__WHAT IS ASKED__.
Gather all lines in the records below that include the word "書体見本を見て選ぶ".

__DATA EXTRACT__.
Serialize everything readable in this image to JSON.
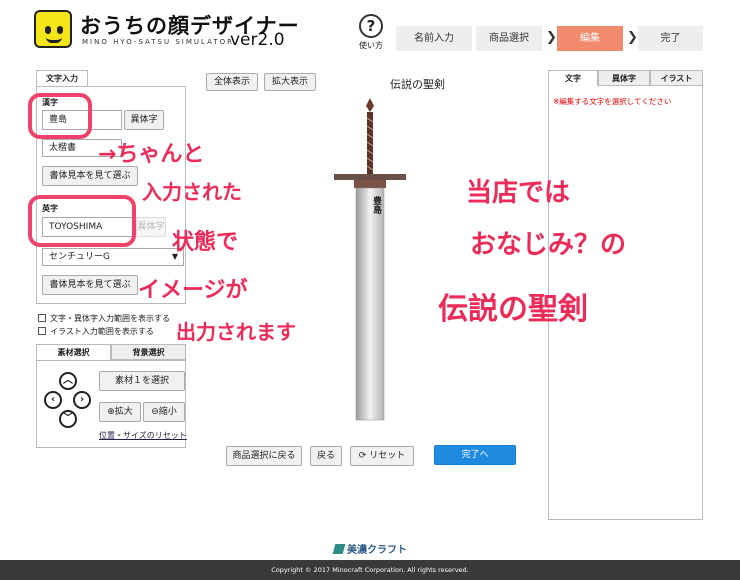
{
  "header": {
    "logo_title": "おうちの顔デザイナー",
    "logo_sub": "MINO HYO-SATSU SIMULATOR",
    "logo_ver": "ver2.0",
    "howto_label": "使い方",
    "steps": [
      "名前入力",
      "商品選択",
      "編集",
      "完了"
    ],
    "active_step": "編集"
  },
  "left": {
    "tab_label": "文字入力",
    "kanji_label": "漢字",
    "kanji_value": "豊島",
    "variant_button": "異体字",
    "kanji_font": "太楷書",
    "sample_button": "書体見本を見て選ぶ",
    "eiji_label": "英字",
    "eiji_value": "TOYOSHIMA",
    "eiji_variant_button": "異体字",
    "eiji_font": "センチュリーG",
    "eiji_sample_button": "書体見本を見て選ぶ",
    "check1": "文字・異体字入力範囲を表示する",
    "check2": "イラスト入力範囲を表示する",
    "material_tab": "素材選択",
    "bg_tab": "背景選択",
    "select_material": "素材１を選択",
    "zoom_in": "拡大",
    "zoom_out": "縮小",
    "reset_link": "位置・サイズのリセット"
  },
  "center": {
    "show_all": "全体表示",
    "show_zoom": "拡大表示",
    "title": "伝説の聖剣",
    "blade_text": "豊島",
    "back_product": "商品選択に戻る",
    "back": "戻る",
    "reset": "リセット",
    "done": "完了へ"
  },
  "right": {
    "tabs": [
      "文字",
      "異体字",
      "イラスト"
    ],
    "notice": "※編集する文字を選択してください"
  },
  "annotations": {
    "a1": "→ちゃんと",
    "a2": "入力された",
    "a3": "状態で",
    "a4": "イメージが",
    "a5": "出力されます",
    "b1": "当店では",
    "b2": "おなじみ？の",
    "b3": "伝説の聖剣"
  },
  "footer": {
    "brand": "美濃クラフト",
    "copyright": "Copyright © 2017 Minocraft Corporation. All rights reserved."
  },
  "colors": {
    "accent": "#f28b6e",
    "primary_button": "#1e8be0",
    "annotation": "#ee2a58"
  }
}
---
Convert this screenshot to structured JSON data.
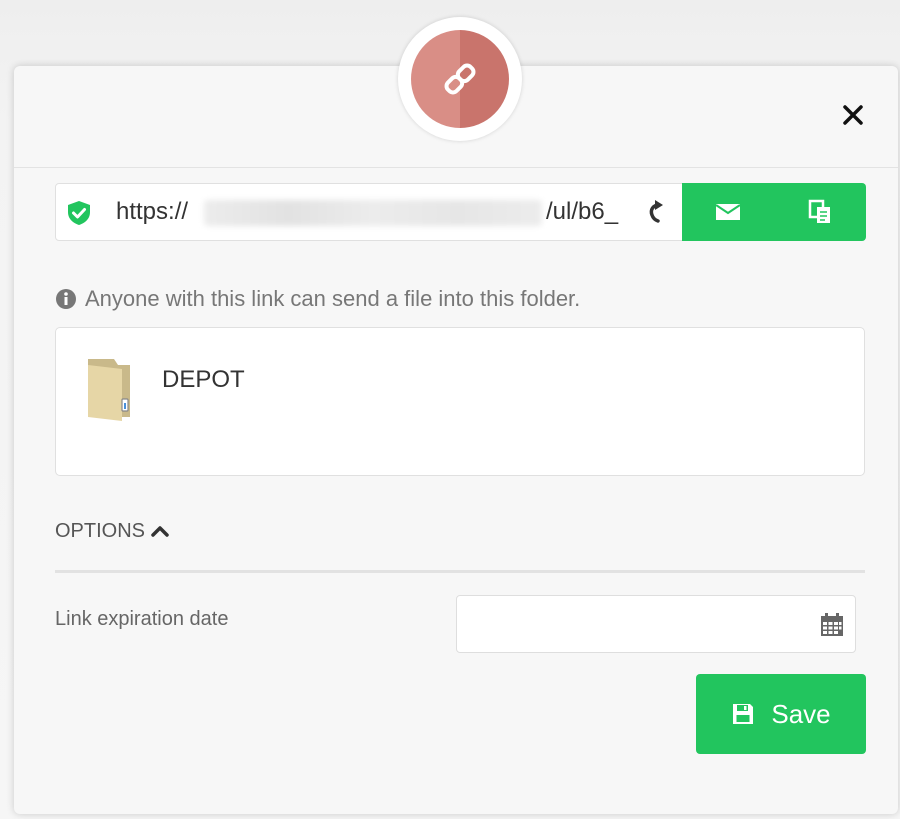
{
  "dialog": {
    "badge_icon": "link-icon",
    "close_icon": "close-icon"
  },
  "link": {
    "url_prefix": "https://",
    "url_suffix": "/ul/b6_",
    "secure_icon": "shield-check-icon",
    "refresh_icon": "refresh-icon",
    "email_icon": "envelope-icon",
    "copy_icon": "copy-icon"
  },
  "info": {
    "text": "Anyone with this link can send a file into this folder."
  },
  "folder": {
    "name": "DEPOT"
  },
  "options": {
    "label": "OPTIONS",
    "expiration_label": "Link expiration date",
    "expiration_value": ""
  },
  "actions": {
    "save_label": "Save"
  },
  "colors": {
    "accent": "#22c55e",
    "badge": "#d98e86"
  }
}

__SOLUTION BELOW__.
    "sample_button": "書体見本を見て選ぶ",
    "eiji_sample_button": "書体見本を見て選ぶ",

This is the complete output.